* **Verilen talimat A**
Kayıtların başından başlayıp "low-temp-series-point [489,319,497,328]" geçen satırda biten satırları bir JSON dizi listesine aktar; her satır ayrı bir dize olsun, boş satırlar alınmasın.
### Makale
Aile

Elveda

Seni de içine çekiyor mu medeniyet? 


böyle hergün iliklerine kadar hissediyor musun kurumsallığı damarlarında. kimin hayatını yaşadığını şaşırıyor musun bazen? hatta belki de kim olduğunu? 


toprağa dokunmadan, çiçek koklamadan geçti ömrümün baharı. kimi gün hızlı hava değişimine, kimi gün giyecek kıyafetim olmamasına, kimi gün uykumu alamamama, kimi gün de rötar yapan uçağa sinirlendim. ihtiyacım olmayan birkaç şey aldım bugün yine kendimi daha iyi hissetmek için ve sırt ağrılarıma iyi gelecek bir masaj seansının hayalini kurarak yedim öğlen yemeğimi. 


geçmeyen bitmeyen migren ağrımın çaresini MR çektirip daha fazla radyasyon alarak çözmeyi planlıyorum. halbuki haftada bir saat uyusam bir ağaç gölgesinde geçecektir belki de.
######
* **Verilen talimat B**
Medeniyet üzerine yazıda anlatıcının "kimi gün" diyerek sinirlendiğini söylediği şeylerin hepsini sırala.
### Saklanan kayıtlar
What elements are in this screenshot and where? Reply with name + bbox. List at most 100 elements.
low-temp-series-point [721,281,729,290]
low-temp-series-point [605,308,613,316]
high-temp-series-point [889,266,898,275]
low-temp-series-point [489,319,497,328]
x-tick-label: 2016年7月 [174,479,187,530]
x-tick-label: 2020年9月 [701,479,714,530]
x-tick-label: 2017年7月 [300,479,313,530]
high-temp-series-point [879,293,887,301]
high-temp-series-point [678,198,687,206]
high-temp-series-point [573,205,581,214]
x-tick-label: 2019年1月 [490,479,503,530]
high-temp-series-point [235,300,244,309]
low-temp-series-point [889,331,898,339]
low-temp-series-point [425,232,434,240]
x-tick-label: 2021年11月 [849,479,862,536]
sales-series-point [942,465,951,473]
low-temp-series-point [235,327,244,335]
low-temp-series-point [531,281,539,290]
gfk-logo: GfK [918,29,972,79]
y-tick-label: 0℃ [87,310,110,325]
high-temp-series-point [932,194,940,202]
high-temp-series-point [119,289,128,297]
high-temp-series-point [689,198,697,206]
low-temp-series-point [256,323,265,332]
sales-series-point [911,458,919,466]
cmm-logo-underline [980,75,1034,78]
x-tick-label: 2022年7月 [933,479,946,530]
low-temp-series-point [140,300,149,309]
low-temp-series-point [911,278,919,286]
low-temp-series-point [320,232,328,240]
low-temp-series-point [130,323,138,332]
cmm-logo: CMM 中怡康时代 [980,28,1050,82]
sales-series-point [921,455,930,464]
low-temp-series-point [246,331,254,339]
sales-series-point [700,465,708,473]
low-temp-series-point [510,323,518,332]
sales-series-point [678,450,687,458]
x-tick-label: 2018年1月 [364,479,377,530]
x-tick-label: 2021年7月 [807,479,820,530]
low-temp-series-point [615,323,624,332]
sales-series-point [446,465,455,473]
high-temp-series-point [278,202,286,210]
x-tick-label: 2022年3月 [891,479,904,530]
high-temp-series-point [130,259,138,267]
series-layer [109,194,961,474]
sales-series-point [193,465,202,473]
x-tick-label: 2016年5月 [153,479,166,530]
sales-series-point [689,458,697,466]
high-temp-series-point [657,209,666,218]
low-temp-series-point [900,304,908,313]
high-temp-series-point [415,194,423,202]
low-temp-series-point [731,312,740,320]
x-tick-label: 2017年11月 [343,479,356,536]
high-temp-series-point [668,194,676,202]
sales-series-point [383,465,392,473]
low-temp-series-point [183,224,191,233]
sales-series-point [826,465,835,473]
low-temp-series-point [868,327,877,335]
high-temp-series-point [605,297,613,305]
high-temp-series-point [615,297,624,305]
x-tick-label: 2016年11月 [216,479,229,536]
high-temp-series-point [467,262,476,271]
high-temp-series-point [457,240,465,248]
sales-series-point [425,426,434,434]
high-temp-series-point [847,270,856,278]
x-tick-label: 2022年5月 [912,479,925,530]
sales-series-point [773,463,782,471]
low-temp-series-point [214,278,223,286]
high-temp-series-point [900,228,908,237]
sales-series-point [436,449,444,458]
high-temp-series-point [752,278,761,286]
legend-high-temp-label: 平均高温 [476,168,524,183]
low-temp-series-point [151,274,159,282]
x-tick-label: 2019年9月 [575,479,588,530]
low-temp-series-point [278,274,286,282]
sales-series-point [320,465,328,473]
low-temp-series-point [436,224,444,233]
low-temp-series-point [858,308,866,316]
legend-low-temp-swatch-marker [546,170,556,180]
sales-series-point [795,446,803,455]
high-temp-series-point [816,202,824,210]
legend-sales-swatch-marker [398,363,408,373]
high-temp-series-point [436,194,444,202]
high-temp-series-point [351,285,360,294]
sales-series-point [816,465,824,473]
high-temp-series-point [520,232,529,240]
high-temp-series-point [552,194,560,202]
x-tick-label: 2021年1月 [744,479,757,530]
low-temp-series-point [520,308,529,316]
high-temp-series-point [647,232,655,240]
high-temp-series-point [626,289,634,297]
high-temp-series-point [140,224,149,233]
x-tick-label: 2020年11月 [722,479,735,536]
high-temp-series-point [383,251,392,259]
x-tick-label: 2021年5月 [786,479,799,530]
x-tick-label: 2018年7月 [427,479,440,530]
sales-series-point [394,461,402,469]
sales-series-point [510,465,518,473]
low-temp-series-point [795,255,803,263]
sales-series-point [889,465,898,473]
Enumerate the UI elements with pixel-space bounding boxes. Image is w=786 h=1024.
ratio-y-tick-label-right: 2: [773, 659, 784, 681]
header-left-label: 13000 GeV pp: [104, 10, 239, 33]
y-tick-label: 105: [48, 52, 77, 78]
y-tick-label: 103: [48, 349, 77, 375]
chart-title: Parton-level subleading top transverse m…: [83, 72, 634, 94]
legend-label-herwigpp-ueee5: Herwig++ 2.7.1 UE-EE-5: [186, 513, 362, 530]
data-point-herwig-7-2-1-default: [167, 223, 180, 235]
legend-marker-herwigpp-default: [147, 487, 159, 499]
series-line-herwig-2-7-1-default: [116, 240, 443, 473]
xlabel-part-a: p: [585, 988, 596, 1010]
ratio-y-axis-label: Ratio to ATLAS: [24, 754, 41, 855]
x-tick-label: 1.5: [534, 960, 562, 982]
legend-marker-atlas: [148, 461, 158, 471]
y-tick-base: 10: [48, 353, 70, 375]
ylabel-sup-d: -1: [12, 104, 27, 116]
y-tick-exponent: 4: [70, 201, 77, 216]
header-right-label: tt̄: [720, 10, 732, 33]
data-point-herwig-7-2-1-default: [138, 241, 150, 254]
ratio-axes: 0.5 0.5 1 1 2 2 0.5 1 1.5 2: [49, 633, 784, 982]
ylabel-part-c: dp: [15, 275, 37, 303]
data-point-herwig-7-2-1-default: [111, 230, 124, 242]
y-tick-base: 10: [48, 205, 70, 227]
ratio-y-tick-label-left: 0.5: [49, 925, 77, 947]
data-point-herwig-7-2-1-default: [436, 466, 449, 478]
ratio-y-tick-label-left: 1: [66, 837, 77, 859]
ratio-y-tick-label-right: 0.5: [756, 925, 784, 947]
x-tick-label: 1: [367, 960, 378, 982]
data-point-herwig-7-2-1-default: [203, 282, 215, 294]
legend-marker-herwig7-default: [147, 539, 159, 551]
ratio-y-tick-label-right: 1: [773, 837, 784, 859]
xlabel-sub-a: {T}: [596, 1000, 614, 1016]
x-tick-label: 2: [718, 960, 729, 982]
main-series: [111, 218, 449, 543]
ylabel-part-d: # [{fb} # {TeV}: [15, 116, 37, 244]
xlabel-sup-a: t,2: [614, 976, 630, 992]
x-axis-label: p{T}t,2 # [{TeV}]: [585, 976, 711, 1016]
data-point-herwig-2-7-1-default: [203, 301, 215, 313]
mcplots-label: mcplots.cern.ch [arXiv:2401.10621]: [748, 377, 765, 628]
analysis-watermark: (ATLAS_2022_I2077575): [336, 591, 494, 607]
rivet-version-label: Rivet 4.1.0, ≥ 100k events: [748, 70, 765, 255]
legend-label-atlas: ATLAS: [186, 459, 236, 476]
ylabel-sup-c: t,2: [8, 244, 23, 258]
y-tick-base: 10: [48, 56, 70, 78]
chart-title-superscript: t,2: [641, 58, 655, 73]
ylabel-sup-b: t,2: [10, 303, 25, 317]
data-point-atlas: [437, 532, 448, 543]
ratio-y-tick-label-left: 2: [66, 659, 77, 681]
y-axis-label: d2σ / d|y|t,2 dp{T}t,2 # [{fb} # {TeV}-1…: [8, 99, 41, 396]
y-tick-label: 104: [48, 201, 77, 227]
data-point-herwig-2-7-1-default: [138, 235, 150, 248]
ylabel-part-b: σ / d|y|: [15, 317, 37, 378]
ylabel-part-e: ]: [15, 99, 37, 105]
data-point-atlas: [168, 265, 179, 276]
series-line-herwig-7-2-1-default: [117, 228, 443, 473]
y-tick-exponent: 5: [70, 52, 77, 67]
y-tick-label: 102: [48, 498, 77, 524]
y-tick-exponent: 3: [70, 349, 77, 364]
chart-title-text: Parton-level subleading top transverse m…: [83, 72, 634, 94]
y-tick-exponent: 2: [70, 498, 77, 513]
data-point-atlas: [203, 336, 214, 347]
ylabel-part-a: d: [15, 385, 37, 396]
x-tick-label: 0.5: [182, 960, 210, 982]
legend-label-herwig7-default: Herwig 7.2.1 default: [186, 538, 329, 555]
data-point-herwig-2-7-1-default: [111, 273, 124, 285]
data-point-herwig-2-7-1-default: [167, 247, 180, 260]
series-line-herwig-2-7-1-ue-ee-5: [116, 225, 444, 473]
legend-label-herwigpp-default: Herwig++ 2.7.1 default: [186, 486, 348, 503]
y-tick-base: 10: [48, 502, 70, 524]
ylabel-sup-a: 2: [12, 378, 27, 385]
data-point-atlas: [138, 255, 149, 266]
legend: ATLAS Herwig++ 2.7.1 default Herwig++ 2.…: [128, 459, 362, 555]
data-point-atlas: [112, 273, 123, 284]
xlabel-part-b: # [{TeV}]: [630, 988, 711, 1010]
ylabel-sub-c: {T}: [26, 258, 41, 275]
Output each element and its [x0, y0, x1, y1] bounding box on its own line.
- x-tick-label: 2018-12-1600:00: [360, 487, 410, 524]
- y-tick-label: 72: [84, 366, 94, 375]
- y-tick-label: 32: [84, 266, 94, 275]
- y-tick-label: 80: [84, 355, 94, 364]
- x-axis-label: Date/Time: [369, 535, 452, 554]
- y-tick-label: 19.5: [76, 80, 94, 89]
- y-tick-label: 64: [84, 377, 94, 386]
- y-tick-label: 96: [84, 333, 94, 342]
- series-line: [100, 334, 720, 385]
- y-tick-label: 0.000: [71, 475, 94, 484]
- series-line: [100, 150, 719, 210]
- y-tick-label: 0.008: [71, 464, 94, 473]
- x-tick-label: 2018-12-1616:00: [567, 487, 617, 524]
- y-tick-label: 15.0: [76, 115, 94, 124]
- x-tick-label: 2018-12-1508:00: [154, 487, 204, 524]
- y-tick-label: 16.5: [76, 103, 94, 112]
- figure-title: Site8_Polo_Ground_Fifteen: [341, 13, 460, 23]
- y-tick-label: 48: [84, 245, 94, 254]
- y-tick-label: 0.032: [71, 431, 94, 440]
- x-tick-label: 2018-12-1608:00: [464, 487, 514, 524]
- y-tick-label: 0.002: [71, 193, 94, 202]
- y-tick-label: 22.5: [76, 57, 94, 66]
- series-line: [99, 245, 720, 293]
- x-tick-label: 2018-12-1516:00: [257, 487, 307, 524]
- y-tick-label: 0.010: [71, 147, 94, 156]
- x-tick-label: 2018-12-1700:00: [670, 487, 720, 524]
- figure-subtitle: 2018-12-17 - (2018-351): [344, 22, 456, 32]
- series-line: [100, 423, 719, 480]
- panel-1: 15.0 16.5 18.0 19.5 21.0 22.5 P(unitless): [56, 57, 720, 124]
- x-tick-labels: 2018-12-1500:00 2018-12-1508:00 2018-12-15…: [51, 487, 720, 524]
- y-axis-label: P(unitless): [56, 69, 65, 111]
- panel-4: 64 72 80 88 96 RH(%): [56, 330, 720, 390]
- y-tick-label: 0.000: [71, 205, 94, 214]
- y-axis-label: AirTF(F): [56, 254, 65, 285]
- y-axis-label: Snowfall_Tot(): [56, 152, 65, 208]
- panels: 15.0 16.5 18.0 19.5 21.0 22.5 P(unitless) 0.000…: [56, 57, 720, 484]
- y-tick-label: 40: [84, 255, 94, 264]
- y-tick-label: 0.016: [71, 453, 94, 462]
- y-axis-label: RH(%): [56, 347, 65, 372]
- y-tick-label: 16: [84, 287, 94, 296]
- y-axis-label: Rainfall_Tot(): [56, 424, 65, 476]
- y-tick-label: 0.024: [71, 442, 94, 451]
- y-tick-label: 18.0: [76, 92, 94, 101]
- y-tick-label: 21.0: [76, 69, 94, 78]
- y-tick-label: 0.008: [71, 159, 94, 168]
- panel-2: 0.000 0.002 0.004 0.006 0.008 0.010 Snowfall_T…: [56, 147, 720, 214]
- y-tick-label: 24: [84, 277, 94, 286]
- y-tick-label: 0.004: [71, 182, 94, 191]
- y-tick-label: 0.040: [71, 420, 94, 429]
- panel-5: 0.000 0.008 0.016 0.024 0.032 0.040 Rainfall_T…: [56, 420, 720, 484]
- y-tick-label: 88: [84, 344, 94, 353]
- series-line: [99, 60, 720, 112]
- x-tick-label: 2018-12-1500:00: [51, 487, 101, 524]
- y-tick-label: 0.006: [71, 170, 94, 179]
######
* **Görev çözümü A**
[
  "What elements are in this screenshot and where? Reply with name + bbox. List at most 100 elements.",
  "low-temp-series-point [721,281,729,290]",
  "low-temp-series-point [605,308,613,316]",
  "high-temp-series-point [889,266,898,275]",
  "low-temp-series-point [489,319,497,328]"
]

* **Görev çözümü B**
- Hızlı hava değişimi
- Giyecek kıyafetinin olmaması
- Uykusunu alamaması
- Rötar yapan uçak